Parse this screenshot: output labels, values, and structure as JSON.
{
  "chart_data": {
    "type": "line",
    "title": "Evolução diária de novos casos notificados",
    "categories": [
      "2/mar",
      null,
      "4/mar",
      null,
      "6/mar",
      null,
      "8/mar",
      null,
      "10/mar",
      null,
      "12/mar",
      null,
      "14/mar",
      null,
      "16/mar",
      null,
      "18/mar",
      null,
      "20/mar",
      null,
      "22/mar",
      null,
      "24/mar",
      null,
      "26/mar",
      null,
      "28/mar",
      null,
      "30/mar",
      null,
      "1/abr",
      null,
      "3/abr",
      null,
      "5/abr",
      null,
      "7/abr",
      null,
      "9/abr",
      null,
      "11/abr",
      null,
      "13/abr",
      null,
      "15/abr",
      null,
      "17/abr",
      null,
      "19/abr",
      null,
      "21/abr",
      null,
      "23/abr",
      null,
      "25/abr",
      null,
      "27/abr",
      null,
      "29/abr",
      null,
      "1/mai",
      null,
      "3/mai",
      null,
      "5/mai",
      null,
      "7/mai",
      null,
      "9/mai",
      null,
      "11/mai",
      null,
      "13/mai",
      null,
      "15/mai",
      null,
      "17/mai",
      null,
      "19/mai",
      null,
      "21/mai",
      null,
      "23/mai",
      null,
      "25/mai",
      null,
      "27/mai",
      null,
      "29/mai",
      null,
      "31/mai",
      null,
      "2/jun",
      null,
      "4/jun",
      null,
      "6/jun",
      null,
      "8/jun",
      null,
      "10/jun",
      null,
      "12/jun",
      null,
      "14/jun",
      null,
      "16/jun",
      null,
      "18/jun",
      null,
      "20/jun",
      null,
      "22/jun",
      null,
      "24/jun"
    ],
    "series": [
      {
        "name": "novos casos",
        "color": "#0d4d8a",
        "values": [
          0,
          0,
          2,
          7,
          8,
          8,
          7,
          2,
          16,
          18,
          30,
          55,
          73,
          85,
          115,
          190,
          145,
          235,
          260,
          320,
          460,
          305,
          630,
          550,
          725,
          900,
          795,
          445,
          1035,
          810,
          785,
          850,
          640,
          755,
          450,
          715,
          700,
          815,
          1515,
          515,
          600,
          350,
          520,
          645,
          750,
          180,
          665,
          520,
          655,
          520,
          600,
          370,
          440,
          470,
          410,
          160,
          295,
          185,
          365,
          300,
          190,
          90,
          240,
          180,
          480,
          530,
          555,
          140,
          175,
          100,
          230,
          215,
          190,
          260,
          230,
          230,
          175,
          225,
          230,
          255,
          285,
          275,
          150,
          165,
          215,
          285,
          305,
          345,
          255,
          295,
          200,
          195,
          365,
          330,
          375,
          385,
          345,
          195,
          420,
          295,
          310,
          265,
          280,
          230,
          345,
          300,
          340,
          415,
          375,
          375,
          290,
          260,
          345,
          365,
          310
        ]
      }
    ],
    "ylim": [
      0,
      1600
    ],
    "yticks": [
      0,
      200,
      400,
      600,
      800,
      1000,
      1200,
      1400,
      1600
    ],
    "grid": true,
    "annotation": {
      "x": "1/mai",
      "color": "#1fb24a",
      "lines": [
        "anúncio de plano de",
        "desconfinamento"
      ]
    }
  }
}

-----

Write the whole listing out again. Keep every line exactly as it is.

Parse this screenshot: output labels, values, and structure as JSON.
{
  "chart_data": {
    "type": "line",
    "title": "Evolução diária de novos casos notificados",
    "categories": [
      "2/mar",
      null,
      "4/mar",
      null,
      "6/mar",
      null,
      "8/mar",
      null,
      "10/mar",
      null,
      "12/mar",
      null,
      "14/mar",
      null,
      "16/mar",
      null,
      "18/mar",
      null,
      "20/mar",
      null,
      "22/mar",
      null,
      "24/mar",
      null,
      "26/mar",
      null,
      "28/mar",
      null,
      "30/mar",
      null,
      "1/abr",
      null,
      "3/abr",
      null,
      "5/abr",
      null,
      "7/abr",
      null,
      "9/abr",
      null,
      "11/abr",
      null,
      "13/abr",
      null,
      "15/abr",
      null,
      "17/abr",
      null,
      "19/abr",
      null,
      "21/abr",
      null,
      "23/abr",
      null,
      "25/abr",
      null,
      "27/abr",
      null,
      "29/abr",
      null,
      "1/mai",
      null,
      "3/mai",
      null,
      "5/mai",
      null,
      "7/mai",
      null,
      "9/mai",
      null,
      "11/mai",
      null,
      "13/mai",
      null,
      "15/mai",
      null,
      "17/mai",
      null,
      "19/mai",
      null,
      "21/mai",
      null,
      "23/mai",
      null,
      "25/mai",
      null,
      "27/mai",
      null,
      "29/mai",
      null,
      "31/mai",
      null,
      "2/jun",
      null,
      "4/jun",
      null,
      "6/jun",
      null,
      "8/jun",
      null,
      "10/jun",
      null,
      "12/jun",
      null,
      "14/jun",
      null,
      "16/jun",
      null,
      "18/jun",
      null,
      "20/jun",
      null,
      "22/jun",
      null,
      "24/jun"
    ],
    "series": [
      {
        "name": "novos casos",
        "color": "#0d4d8a",
        "values": [
          0,
          0,
          2,
          7,
          8,
          8,
          7,
          2,
          16,
          18,
          30,
          55,
          73,
          85,
          115,
          190,
          145,
          235,
          260,
          320,
          460,
          305,
          630,
          550,
          725,
          900,
          795,
          445,
          1035,
          810,
          785,
          850,
          640,
          755,
          450,
          715,
          700,
          815,
          1515,
          515,
          600,
          350,
          520,
          645,
          750,
          180,
          665,
          520,
          655,
          520,
          600,
          370,
          440,
          470,
          410,
          160,
          295,
          185,
          365,
          300,
          190,
          90,
          240,
          180,
          480,
          530,
          555,
          140,
          175,
          100,
          230,
          215,
          190,
          260,
          230,
          230,
          175,
          225,
          230,
          255,
          285,
          275,
          150,
          165,
          215,
          285,
          305,
          345,
          255,
          295,
          200,
          195,
          365,
          330,
          375,
          385,
          345,
          195,
          420,
          295,
          310,
          265,
          280,
          230,
          345,
          300,
          340,
          415,
          375,
          375,
          290,
          260,
          345,
          365,
          310
        ]
      }
    ],
    "ylim": [
      0,
      1600
    ],
    "yticks": [
      0,
      200,
      400,
      600,
      800,
      1000,
      1200,
      1400,
      1600
    ],
    "grid": true,
    "annotation": {
      "x": "1/mai",
      "color": "#1fb24a",
      "lines": [
        "anúncio de plano de",
        "desconfinamento"
      ]
    }
  }
}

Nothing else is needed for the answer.